◆ **Task instructions**: From the listing below, pull each line that includes "document".

◆ **Dataset entries**:
****************************************
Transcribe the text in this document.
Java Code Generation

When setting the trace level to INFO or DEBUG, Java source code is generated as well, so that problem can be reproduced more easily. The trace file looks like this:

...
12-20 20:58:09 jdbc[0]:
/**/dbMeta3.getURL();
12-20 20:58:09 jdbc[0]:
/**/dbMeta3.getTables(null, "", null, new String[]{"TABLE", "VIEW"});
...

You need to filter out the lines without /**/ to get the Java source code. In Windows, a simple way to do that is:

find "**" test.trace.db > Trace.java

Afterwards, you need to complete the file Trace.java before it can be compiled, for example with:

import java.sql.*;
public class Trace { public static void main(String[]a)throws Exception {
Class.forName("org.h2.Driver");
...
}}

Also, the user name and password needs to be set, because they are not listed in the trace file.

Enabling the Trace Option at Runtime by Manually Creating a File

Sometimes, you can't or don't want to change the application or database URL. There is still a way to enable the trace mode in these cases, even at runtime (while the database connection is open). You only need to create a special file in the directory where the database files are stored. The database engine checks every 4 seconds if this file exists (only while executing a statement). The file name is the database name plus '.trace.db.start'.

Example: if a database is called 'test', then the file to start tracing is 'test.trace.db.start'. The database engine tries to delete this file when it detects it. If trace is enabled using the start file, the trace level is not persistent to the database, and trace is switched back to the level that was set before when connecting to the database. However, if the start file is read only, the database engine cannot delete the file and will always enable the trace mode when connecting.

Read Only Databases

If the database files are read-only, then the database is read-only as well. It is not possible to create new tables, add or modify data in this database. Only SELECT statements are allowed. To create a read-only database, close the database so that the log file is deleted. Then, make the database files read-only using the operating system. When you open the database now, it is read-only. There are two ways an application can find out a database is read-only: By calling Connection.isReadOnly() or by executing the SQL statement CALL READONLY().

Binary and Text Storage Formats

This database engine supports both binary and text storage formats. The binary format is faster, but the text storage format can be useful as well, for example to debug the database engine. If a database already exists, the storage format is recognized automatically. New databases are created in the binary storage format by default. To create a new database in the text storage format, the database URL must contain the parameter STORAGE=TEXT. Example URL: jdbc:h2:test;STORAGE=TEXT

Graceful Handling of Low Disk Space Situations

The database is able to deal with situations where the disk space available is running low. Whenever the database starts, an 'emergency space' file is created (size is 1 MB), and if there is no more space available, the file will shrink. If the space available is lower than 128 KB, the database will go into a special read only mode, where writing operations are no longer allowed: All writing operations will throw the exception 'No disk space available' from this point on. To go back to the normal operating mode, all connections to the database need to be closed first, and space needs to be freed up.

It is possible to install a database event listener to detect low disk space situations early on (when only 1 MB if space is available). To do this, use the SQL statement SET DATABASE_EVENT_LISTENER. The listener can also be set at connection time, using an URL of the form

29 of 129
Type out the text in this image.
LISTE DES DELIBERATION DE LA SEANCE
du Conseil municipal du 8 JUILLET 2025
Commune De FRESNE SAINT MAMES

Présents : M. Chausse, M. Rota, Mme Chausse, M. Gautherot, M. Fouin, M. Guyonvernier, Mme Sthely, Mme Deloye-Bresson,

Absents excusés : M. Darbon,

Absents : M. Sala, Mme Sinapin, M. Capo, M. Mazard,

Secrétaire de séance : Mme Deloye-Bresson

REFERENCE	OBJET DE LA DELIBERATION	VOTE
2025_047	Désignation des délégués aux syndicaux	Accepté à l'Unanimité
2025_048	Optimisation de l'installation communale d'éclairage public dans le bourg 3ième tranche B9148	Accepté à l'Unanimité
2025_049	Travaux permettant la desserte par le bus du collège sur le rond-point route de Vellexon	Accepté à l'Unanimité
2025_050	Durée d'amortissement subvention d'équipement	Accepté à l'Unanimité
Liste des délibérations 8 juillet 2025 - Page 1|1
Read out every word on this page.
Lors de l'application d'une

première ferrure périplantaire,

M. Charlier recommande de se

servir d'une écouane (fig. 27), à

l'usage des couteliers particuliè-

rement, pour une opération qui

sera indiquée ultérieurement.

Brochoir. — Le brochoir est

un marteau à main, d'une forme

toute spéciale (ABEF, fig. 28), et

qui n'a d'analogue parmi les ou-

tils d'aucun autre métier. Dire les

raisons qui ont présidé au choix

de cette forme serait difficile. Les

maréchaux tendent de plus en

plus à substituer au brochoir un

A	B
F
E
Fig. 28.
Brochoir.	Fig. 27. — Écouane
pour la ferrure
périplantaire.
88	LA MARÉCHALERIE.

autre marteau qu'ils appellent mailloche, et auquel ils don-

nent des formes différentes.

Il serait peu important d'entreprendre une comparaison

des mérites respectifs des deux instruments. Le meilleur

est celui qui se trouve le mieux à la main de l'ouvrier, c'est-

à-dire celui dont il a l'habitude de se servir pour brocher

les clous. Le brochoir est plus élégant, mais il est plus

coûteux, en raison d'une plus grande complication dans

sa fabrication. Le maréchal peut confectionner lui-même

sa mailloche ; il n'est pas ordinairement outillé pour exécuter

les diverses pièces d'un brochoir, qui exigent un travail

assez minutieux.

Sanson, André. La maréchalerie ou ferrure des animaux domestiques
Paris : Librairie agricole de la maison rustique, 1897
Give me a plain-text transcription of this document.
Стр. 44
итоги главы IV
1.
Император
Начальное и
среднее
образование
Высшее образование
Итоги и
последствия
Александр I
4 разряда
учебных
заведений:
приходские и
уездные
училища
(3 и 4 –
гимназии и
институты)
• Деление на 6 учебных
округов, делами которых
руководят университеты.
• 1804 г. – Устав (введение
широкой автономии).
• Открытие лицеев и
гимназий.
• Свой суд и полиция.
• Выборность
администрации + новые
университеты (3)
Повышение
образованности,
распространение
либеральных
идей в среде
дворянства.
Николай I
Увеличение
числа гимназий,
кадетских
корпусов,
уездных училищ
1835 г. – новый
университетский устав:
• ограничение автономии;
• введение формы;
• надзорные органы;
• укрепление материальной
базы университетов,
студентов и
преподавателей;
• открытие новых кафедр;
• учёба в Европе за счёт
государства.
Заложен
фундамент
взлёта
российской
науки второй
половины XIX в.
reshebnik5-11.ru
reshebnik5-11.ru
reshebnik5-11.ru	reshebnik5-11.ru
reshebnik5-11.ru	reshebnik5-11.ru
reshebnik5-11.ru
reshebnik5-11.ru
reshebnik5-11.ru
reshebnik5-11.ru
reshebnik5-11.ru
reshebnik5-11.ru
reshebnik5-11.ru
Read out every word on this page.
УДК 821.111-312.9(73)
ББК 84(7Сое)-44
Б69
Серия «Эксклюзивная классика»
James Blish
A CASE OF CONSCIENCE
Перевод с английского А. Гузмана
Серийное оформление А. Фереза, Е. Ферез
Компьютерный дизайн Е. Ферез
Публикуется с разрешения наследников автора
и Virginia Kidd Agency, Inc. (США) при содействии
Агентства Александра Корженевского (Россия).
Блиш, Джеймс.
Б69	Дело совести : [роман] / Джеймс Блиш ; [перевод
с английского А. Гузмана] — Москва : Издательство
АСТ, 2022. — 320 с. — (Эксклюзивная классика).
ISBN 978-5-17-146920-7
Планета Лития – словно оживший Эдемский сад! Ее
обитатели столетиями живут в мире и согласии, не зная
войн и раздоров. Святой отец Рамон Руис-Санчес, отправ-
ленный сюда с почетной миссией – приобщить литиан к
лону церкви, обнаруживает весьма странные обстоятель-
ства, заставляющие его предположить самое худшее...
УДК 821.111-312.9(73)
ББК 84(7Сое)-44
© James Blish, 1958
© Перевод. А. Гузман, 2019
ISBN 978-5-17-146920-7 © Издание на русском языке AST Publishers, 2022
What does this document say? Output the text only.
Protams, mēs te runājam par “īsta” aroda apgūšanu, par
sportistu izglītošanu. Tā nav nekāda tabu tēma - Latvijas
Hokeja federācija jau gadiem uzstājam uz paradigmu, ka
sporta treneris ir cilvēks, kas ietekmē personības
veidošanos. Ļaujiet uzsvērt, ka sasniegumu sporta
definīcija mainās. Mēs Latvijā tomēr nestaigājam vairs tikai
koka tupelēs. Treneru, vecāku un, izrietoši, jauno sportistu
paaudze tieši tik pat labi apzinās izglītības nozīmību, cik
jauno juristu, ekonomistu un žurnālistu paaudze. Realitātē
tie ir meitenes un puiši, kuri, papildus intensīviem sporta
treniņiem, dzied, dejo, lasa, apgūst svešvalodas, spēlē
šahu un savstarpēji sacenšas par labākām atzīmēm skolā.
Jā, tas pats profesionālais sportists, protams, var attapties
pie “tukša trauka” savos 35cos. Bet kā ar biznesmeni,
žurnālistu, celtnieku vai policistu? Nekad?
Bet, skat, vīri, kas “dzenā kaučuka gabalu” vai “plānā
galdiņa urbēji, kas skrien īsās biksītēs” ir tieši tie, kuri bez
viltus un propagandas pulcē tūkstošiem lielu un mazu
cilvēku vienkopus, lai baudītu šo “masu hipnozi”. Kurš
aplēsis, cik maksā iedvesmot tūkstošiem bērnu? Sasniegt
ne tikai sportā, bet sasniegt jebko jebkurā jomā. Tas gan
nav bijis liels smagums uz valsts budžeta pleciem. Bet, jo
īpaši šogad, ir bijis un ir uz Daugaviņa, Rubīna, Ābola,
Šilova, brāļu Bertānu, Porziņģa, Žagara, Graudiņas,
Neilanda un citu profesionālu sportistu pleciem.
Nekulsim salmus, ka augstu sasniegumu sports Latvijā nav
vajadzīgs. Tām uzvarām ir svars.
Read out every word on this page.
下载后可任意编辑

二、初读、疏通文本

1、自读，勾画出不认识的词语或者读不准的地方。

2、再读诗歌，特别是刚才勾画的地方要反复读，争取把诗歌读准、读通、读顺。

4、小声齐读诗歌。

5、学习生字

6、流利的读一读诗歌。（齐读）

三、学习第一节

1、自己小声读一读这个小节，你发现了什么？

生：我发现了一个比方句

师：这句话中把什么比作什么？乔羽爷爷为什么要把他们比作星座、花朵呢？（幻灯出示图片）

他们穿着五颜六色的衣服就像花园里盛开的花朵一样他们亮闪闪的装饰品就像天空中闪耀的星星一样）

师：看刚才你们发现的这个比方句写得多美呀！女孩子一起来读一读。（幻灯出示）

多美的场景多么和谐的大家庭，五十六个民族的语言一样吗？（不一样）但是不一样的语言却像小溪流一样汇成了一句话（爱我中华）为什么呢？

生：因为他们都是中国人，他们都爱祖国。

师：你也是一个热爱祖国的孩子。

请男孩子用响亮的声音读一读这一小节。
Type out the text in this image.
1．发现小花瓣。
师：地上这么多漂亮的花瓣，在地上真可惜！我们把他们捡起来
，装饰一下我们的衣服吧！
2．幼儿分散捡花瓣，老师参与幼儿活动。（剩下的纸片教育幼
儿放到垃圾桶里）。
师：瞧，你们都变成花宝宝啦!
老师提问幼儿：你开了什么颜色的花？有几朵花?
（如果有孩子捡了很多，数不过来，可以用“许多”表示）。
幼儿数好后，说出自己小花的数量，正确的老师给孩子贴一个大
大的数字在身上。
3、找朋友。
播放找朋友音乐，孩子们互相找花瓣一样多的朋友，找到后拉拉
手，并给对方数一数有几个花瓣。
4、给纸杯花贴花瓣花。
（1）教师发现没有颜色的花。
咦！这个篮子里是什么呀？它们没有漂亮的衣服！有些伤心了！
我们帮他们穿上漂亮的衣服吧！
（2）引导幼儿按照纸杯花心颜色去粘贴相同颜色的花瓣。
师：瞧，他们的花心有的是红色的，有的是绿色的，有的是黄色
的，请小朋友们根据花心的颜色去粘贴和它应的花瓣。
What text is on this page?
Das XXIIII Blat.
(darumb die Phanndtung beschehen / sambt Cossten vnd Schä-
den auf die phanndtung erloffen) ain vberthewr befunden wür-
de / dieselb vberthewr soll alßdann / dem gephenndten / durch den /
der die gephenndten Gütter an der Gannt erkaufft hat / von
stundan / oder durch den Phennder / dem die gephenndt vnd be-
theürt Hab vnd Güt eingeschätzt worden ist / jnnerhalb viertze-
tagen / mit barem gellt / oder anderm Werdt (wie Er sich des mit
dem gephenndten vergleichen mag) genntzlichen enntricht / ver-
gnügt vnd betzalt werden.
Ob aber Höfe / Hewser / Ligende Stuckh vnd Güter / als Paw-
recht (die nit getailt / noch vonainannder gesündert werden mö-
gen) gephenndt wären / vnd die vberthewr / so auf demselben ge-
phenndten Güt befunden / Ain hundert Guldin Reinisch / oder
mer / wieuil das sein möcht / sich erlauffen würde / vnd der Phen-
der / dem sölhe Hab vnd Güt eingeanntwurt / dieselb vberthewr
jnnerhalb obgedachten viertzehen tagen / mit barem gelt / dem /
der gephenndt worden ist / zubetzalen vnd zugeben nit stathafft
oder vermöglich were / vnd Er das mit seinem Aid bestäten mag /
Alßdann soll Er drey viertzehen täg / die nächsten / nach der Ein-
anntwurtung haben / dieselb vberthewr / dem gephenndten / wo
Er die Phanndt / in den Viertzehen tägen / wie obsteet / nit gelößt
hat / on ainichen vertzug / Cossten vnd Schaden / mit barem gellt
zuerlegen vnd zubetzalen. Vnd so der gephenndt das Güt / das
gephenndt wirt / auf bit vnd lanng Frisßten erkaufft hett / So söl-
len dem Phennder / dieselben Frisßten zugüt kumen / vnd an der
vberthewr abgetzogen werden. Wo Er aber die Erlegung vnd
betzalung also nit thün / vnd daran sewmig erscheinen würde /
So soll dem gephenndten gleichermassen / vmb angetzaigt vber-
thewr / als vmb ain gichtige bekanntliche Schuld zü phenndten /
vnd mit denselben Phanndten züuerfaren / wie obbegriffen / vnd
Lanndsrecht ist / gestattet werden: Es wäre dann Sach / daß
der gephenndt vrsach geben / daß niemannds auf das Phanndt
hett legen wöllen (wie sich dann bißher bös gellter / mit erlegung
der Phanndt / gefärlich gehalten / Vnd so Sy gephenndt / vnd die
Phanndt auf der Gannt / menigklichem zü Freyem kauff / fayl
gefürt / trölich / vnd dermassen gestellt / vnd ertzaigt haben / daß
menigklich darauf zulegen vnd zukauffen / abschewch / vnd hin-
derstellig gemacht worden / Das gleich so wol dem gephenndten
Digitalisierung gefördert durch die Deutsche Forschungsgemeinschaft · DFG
****************************************
◆ **Reply**:
Transcribe the text in this document.
Give me a plain-text transcription of this document.
What does this document say? Output the text only.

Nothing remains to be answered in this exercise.